Figure record extracts:
<<<<

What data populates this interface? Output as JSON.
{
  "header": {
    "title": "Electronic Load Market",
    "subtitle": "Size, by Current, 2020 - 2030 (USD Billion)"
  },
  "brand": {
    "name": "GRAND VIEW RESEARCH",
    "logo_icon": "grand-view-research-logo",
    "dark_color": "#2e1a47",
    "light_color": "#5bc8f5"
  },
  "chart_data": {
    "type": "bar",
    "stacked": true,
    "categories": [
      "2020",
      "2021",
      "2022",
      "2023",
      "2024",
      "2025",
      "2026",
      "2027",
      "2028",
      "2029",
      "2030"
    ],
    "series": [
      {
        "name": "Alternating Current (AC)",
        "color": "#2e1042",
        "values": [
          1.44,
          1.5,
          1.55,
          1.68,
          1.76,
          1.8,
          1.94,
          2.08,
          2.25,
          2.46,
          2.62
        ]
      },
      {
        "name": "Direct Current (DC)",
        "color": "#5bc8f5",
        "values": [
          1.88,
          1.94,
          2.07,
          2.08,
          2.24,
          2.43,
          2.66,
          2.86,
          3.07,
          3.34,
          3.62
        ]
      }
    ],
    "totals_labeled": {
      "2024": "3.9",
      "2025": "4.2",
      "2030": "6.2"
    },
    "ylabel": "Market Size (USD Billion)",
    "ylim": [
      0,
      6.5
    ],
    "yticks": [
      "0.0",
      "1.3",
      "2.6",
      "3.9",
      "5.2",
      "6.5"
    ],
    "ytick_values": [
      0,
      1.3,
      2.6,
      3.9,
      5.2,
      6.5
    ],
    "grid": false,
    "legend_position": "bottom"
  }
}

>>>>

§ WRITTEN PROBLEM
Every line above needs to be retyped exactly.

§ REPLY
What data populates this interface? Output as JSON.
{
  "header": {
    "title": "Electronic Load Market",
    "subtitle": "Size, by Current, 2020 - 2030 (USD Billion)"
  },
  "brand": {
    "name": "GRAND VIEW RESEARCH",
    "logo_icon": "grand-view-research-logo",
    "dark_color": "#2e1a47",
    "light_color": "#5bc8f5"
  },
  "chart_data": {
    "type": "bar",
    "stacked": true,
    "categories": [
      "2020",
      "2021",
      "2022",
      "2023",
      "2024",
      "2025",
      "2026",
      "2027",
      "2028",
      "2029",
      "2030"
    ],
    "series": [
      {
        "name": "Alternating Current (AC)",
        "color": "#2e1042",
        "values": [
          1.44,
          1.5,
          1.55,
          1.68,
          1.76,
          1.8,
          1.94,
          2.08,
          2.25,
          2.46,
          2.62
        ]
      },
      {
        "name": "Direct Current (DC)",
        "color": "#5bc8f5",
        "values": [
          1.88,
          1.94,
          2.07,
          2.08,
          2.24,
          2.43,
          2.66,
          2.86,
          3.07,
          3.34,
          3.62
        ]
      }
    ],
    "totals_labeled": {
      "2024": "3.9",
      "2025": "4.2",
      "2030": "6.2"
    },
    "ylabel": "Market Size (USD Billion)",
    "ylim": [
      0,
      6.5
    ],
    "yticks": [
      "0.0",
      "1.3",
      "2.6",
      "3.9",
      "5.2",
      "6.5"
    ],
    "ytick_values": [
      0,
      1.3,
      2.6,
      3.9,
      5.2,
      6.5
    ],
    "grid": false,
    "legend_position": "bottom"
  }
}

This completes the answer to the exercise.